Exercise: Transcribe each record below word for word.

▼

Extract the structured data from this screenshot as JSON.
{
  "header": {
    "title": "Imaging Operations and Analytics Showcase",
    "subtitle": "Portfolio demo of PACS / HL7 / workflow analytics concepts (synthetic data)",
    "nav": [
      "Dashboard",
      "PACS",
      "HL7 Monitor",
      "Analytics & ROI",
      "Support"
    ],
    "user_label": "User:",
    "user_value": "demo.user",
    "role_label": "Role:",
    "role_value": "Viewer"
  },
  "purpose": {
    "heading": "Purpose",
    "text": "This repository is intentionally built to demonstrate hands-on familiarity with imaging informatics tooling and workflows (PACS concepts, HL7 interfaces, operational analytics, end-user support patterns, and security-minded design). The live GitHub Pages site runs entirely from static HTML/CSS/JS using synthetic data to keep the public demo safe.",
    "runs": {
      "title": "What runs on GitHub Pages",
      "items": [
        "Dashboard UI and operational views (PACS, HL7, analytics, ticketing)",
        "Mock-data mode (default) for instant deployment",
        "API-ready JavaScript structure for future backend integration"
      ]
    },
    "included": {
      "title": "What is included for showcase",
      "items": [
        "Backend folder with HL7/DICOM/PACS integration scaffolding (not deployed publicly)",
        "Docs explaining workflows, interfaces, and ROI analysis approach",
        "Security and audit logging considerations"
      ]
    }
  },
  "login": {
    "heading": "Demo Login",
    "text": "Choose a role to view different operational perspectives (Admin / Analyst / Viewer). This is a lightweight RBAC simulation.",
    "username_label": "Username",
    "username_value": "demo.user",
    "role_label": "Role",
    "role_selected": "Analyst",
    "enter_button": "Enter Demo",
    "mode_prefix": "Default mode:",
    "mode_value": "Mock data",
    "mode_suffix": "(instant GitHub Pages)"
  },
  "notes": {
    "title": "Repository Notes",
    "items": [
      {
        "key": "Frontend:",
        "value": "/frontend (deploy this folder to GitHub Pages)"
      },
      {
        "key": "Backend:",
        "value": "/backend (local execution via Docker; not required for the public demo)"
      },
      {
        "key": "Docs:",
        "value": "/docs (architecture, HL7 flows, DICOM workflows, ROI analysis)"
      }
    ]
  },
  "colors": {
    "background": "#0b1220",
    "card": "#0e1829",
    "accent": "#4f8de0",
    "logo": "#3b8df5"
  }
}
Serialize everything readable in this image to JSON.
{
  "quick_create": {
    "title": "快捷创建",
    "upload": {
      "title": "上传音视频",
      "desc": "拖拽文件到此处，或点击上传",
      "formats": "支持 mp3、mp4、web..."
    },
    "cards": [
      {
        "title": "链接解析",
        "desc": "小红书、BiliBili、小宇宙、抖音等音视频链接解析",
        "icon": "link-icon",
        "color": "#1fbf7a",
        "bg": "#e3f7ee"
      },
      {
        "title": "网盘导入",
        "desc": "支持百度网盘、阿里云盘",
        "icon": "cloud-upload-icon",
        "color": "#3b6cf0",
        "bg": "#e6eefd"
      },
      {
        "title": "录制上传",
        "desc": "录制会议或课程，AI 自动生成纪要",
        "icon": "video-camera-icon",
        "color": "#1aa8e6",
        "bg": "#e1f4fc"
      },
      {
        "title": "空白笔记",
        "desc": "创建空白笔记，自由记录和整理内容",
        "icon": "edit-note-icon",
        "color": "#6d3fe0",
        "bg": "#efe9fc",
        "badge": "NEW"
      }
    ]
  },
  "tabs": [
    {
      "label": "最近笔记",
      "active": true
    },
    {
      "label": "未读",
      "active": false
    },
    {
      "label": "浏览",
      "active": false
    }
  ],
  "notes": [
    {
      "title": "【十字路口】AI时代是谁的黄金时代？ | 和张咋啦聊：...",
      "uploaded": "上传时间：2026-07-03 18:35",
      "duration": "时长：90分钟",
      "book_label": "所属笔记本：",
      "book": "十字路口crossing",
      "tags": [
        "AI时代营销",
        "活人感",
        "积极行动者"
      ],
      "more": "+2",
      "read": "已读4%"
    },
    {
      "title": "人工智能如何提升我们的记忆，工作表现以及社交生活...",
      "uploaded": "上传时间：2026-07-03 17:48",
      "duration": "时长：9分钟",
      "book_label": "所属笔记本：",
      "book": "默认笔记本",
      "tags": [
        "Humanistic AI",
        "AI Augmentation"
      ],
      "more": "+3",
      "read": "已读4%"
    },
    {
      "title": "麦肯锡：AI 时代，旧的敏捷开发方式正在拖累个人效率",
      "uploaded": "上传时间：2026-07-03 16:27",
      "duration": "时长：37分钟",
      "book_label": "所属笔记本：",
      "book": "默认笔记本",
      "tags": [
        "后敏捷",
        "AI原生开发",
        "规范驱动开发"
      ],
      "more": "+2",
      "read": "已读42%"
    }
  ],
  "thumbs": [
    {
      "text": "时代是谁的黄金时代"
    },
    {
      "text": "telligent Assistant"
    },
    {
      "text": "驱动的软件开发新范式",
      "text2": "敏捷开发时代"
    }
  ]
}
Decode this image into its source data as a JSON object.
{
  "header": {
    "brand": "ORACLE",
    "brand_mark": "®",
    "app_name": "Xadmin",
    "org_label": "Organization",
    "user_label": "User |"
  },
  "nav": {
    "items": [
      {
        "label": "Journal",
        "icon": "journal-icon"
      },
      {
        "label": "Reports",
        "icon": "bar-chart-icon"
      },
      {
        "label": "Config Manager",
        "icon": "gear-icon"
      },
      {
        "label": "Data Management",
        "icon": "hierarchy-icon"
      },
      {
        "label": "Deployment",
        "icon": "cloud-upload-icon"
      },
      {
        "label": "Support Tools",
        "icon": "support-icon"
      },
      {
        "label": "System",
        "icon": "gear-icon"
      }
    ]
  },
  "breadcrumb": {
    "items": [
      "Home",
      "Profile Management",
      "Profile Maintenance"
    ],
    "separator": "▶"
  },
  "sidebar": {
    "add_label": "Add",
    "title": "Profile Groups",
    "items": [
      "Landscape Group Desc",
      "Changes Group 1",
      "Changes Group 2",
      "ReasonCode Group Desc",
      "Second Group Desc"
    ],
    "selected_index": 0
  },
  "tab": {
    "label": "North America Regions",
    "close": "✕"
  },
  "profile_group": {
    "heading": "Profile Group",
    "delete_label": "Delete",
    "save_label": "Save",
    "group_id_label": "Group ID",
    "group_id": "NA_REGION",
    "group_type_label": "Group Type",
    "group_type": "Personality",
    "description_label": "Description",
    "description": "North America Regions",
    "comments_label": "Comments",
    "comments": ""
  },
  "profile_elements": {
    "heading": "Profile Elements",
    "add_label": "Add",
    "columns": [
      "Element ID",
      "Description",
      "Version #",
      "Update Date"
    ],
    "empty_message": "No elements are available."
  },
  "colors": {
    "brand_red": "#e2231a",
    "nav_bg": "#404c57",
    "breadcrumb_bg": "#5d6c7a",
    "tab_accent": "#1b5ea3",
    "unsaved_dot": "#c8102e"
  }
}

▲

Result:
Extract the structured data from this screenshot as JSON.
{
  "header": {
    "title": "Imaging Operations and Analytics Showcase",
    "subtitle": "Portfolio demo of PACS / HL7 / workflow analytics concepts (synthetic data)",
    "nav": [
      "Dashboard",
      "PACS",
      "HL7 Monitor",
      "Analytics & ROI",
      "Support"
    ],
    "user_label": "User:",
    "user_value": "demo.user",
    "role_label": "Role:",
    "role_value": "Viewer"
  },
  "purpose": {
    "heading": "Purpose",
    "text": "This repository is intentionally built to demonstrate hands-on familiarity with imaging informatics tooling and workflows (PACS concepts, HL7 interfaces, operational analytics, end-user support patterns, and security-minded design). The live GitHub Pages site runs entirely from static HTML/CSS/JS using synthetic data to keep the public demo safe.",
    "runs": {
      "title": "What runs on GitHub Pages",
      "items": [
        "Dashboard UI and operational views (PACS, HL7, analytics, ticketing)",
        "Mock-data mode (default) for instant deployment",
        "API-ready JavaScript structure for future backend integration"
      ]
    },
    "included": {
      "title": "What is included for showcase",
      "items": [
        "Backend folder with HL7/DICOM/PACS integration scaffolding (not deployed publicly)",
        "Docs explaining workflows, interfaces, and ROI analysis approach",
        "Security and audit logging considerations"
      ]
    }
  },
  "login": {
    "heading": "Demo Login",
    "text": "Choose a role to view different operational perspectives (Admin / Analyst / Viewer). This is a lightweight RBAC simulation.",
    "username_label": "Username",
    "username_value": "demo.user",
    "role_label": "Role",
    "role_selected": "Analyst",
    "enter_button": "Enter Demo",
    "mode_prefix": "Default mode:",
    "mode_value": "Mock data",
    "mode_suffix": "(instant GitHub Pages)"
  },
  "notes": {
    "title": "Repository Notes",
    "items": [
      {
        "key": "Frontend:",
        "value": "/frontend (deploy this folder to GitHub Pages)"
      },
      {
        "key": "Backend:",
        "value": "/backend (local execution via Docker; not required for the public demo)"
      },
      {
        "key": "Docs:",
        "value": "/docs (architecture, HL7 flows, DICOM workflows, ROI analysis)"
      }
    ]
  },
  "colors": {
    "background": "#0b1220",
    "card": "#0e1829",
    "accent": "#4f8de0",
    "logo": "#3b8df5"
  }
}
Serialize everything readable in this image to JSON.
{
  "quick_create": {
    "title": "快捷创建",
    "upload": {
      "title": "上传音视频",
      "desc": "拖拽文件到此处，或点击上传",
      "formats": "支持 mp3、mp4、web..."
    },
    "cards": [
      {
        "title": "链接解析",
        "desc": "小红书、BiliBili、小宇宙、抖音等音视频链接解析",
        "icon": "link-icon",
        "color": "#1fbf7a",
        "bg": "#e3f7ee"
      },
      {
        "title": "网盘导入",
        "desc": "支持百度网盘、阿里云盘",
        "icon": "cloud-upload-icon",
        "color": "#3b6cf0",
        "bg": "#e6eefd"
      },
      {
        "title": "录制上传",
        "desc": "录制会议或课程，AI 自动生成纪要",
        "icon": "video-camera-icon",
        "color": "#1aa8e6",
        "bg": "#e1f4fc"
      },
      {
        "title": "空白笔记",
        "desc": "创建空白笔记，自由记录和整理内容",
        "icon": "edit-note-icon",
        "color": "#6d3fe0",
        "bg": "#efe9fc",
        "badge": "NEW"
      }
    ]
  },
  "tabs": [
    {
      "label": "最近笔记",
      "active": true
    },
    {
      "label": "未读",
      "active": false
    },
    {
      "label": "浏览",
      "active": false
    }
  ],
  "notes": [
    {
      "title": "【十字路口】AI时代是谁的黄金时代？ | 和张咋啦聊：...",
      "uploaded": "上传时间：2026-07-03 18:35",
      "duration": "时长：90分钟",
      "book_label": "所属笔记本：",
      "book": "十字路口crossing",
      "tags": [
        "AI时代营销",
        "活人感",
        "积极行动者"
      ],
      "more": "+2",
      "read": "已读4%"
    },
    {
      "title": "人工智能如何提升我们的记忆，工作表现以及社交生活...",
      "uploaded": "上传时间：2026-07-03 17:48",
      "duration": "时长：9分钟",
      "book_label": "所属笔记本：",
      "book": "默认笔记本",
      "tags": [
        "Humanistic AI",
        "AI Augmentation"
      ],
      "more": "+3",
      "read": "已读4%"
    },
    {
      "title": "麦肯锡：AI 时代，旧的敏捷开发方式正在拖累个人效率",
      "uploaded": "上传时间：2026-07-03 16:27",
      "duration": "时长：37分钟",
      "book_label": "所属笔记本：",
      "book": "默认笔记本",
      "tags": [
        "后敏捷",
        "AI原生开发",
        "规范驱动开发"
      ],
      "more": "+2",
      "read": "已读42%"
    }
  ],
  "thumbs": [
    {
      "text": "时代是谁的黄金时代"
    },
    {
      "text": "telligent Assistant"
    },
    {
      "text": "驱动的软件开发新范式",
      "text2": "敏捷开发时代"
    }
  ]
}
Decode this image into its source data as a JSON object.
{
  "header": {
    "brand": "ORACLE",
    "brand_mark": "®",
    "app_name": "Xadmin",
    "org_label": "Organization",
    "user_label": "User |"
  },
  "nav": {
    "items": [
      {
        "label": "Journal",
        "icon": "journal-icon"
      },
      {
        "label": "Reports",
        "icon": "bar-chart-icon"
      },
      {
        "label": "Config Manager",
        "icon": "gear-icon"
      },
      {
        "label": "Data Management",
        "icon": "hierarchy-icon"
      },
      {
        "label": "Deployment",
        "icon": "cloud-upload-icon"
      },
      {
        "label": "Support Tools",
        "icon": "support-icon"
      },
      {
        "label": "System",
        "icon": "gear-icon"
      }
    ]
  },
  "breadcrumb": {
    "items": [
      "Home",
      "Profile Management",
      "Profile Maintenance"
    ],
    "separator": "▶"
  },
  "sidebar": {
    "add_label": "Add",
    "title": "Profile Groups",
    "items": [
      "Landscape Group Desc",
      "Changes Group 1",
      "Changes Group 2",
      "ReasonCode Group Desc",
      "Second Group Desc"
    ],
    "selected_index": 0
  },
  "tab": {
    "label": "North America Regions",
    "close": "✕"
  },
  "profile_group": {
    "heading": "Profile Group",
    "delete_label": "Delete",
    "save_label": "Save",
    "group_id_label": "Group ID",
    "group_id": "NA_REGION",
    "group_type_label": "Group Type",
    "group_type": "Personality",
    "description_label": "Description",
    "description": "North America Regions",
    "comments_label": "Comments",
    "comments": ""
  },
  "profile_elements": {
    "heading": "Profile Elements",
    "add_label": "Add",
    "columns": [
      "Element ID",
      "Description",
      "Version #",
      "Update Date"
    ],
    "empty_message": "No elements are available."
  },
  "colors": {
    "brand_red": "#e2231a",
    "nav_bg": "#404c57",
    "breadcrumb_bg": "#5d6c7a",
    "tab_accent": "#1b5ea3",
    "unsaved_dot": "#c8102e"
  }
}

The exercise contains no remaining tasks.